### GIVEN INSTRUCTION A
Reproduce the article about "Jaws" fans word for word, in full.

[QUOTED PASSAGE start]

World

For ‘Jaws’ fans, there is no other island

The Washington Post|Published

People jump off of the American Legion Memorial Bridge, known as Jaws Bridge, at Oak Bluffs, Martha’s Vineyard, on June 22.

Image: Adam Glanzman/For The Washington Post

Andrea Sachs

Megan Wright stood on “Jaws Bridge” as people around her leaped through the air and splashed in the water below. She peered over the railing, watching them swim safely to shore. Her partner cajoled her to jump. She shook her head, an emphatic no.

Fifty years ago, the summer blockbuster about a homicidal shark warned millions of moviegoers, “You’ll never go in the water again.” For Universal Studios, it was a provocative tagline. For “Jaws” fans like Wright, a barber from Pittsburgh, it was a prophecy.

‘Jaws’ changed my life forever. It made me afraid of the ocean, afraid of sharks,” said Wright, 47, who holds the permissive uncle who took her to see the movie responsible for her childhood phobia. “I watch these people go out swimming, and I just can’t.”

But their galeophobia (fear of sharks) doesn’t hinder them from pursuing “Jaws” by land. Many fans will cross waters crawling with apex predators to visit the island where, in 1974, a young, inexperienced Steven Spielberg filmed a surprise hit that broke records and won awards. For the movie’s 50th anniversary over the weekend of June 20, hundreds of people traveled by plane, ferry and private boat to reminisce about their first screening, tour the film locations, hobnob with some of the actors and extras, and dare themselves to go in the water.

[QUOTED PASSAGE end]
[SOURCE DATA start]

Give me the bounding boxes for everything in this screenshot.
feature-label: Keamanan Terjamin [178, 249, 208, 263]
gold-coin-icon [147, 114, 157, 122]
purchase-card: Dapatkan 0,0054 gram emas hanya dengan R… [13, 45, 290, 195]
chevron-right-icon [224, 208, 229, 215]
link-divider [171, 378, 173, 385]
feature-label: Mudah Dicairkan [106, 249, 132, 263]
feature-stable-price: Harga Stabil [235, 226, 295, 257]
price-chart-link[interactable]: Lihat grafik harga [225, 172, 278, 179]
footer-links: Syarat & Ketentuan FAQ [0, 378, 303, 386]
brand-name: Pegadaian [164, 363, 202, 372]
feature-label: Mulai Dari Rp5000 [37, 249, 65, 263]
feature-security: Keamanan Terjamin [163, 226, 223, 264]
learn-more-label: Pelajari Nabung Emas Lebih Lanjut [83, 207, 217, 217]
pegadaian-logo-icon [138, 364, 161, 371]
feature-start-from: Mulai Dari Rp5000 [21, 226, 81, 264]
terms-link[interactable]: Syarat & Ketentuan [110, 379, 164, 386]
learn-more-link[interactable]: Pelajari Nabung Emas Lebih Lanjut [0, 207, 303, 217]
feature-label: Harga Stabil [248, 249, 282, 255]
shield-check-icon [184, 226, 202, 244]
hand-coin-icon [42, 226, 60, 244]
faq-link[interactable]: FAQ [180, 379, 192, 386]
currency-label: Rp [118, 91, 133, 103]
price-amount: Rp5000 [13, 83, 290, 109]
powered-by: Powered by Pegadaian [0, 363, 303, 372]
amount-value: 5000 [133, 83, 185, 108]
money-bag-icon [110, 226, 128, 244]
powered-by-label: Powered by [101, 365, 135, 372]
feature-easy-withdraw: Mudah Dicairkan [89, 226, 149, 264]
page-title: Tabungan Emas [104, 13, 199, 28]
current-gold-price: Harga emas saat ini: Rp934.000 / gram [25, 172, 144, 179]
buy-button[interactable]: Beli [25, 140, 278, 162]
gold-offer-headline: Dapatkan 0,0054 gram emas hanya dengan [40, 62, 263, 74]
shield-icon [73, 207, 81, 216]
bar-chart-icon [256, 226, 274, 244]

[SOURCE DATA end]

### GIVEN INSTRUCTION B
Arrange the entries, from the first line through the line containing "link-divider [171, 378, 173, 385]", as a Markdown table with the columns Row and Entry line, leaving out any blank lines.

### TASK SOLUTION A
World

For ‘Jaws’ fans, there is no other island

The Washington Post|Published

People jump off of the American Legion Memorial Bridge, known as Jaws Bridge, at Oak Bluffs, Martha’s Vineyard, on June 22.

Image: Adam Glanzman/For The Washington Post

Andrea Sachs

Megan Wright stood on “Jaws Bridge” as people around her leaped through the air and splashed in the water below. She peered over the railing, watching them swim safely to shore. Her partner cajoled her to jump. She shook her head, an emphatic no.

Fifty years ago, the summer blockbuster about a homicidal shark warned millions of moviegoers, “You’ll never go in the water again.” For Universal Studios, it was a provocative tagline. For “Jaws” fans like Wright, a barber from Pittsburgh, it was a prophecy.

‘Jaws’ changed my life forever. It made me afraid of the ocean, afraid of sharks,” said Wright, 47, who holds the permissive uncle who took her to see the movie responsible for her childhood phobia. “I watch these people go out swimming, and I just can’t.”

But their galeophobia (fear of sharks) doesn’t hinder them from pursuing “Jaws” by land. Many fans will cross waters crawling with apex predators to visit the island where, in 1974, a young, inexperienced Steven Spielberg filmed a surprise hit that broke records and won awards. For the movie’s 50th anniversary over the weekend of June 20, hundreds of people traveled by plane, ferry and private boat to reminisce about their first screening, tour the film locations, hobnob with some of the actors and extras, and dare themselves to go in the water.

### TASK SOLUTION B
| Row | Entry line |
|---|---|
| 1 | Give me the bounding boxes for everything in this screenshot. |
| 2 | feature-label: Keamanan Terjamin [178, 249, 208, 263] |
| 3 | gold-coin-icon [147, 114, 157, 122] |
| 4 | purchase-card: Dapatkan 0,0054 gram emas hanya dengan R… [13, 45, 290, 195] |
| 5 | chevron-right-icon [224, 208, 229, 215] |
| 6 | link-divider [171, 378, 173, 385] |